Exercise data:

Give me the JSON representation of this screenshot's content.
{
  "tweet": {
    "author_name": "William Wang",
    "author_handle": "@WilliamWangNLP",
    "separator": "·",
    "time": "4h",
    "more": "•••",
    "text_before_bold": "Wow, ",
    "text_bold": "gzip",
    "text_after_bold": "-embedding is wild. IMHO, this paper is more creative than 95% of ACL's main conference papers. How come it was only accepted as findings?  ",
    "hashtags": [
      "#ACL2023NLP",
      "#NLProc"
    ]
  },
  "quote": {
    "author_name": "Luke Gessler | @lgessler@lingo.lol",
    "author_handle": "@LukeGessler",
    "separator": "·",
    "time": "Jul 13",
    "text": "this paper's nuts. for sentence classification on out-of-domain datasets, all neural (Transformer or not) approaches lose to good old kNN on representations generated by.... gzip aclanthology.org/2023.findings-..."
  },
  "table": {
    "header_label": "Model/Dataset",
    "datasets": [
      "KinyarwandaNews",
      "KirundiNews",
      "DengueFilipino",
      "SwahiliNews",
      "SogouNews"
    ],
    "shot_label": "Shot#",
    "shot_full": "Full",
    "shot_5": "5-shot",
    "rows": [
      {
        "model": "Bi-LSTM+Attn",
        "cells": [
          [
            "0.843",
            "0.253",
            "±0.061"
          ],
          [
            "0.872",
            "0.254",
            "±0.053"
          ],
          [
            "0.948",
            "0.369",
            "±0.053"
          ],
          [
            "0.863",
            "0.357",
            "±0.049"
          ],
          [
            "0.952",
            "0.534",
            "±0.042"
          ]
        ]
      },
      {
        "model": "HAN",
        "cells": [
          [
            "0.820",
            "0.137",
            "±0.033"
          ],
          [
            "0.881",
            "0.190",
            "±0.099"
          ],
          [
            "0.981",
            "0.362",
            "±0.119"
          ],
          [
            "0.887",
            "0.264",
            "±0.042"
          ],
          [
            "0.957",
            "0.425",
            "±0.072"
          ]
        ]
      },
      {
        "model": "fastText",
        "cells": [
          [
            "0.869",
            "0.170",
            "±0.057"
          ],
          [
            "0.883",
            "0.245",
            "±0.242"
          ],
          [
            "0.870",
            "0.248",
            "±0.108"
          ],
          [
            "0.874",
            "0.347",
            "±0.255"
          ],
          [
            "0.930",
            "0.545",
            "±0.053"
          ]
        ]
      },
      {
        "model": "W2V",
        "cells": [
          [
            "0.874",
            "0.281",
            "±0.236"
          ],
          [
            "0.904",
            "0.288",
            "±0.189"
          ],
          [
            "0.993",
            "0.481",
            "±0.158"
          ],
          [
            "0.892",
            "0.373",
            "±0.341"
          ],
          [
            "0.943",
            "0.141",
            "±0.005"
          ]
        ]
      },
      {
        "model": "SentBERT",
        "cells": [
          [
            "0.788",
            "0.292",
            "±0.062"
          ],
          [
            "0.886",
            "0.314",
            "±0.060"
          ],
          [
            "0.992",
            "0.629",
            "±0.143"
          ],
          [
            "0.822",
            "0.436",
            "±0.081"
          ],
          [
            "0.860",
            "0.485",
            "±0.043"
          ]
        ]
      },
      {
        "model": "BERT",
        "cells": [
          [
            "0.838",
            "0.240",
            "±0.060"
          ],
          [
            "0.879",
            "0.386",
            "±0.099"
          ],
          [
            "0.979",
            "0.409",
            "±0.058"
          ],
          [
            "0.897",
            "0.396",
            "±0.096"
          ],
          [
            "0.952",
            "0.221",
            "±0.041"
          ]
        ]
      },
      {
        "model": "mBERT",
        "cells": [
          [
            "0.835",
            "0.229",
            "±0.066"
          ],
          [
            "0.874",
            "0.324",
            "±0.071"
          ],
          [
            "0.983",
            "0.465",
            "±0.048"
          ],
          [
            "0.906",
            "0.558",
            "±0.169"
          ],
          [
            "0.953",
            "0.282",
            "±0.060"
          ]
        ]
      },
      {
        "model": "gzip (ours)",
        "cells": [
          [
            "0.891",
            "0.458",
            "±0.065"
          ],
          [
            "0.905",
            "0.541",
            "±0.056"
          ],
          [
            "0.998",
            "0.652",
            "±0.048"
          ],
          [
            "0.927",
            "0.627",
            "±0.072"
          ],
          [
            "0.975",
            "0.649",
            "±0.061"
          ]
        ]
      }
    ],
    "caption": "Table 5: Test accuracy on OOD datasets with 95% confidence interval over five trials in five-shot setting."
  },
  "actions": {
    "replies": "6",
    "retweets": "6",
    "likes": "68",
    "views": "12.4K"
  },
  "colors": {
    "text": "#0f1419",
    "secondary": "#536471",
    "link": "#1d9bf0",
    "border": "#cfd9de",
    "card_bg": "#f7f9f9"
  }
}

Exercise task: Provide only the number of lines in the entries that hold the word "more".

Reply: 2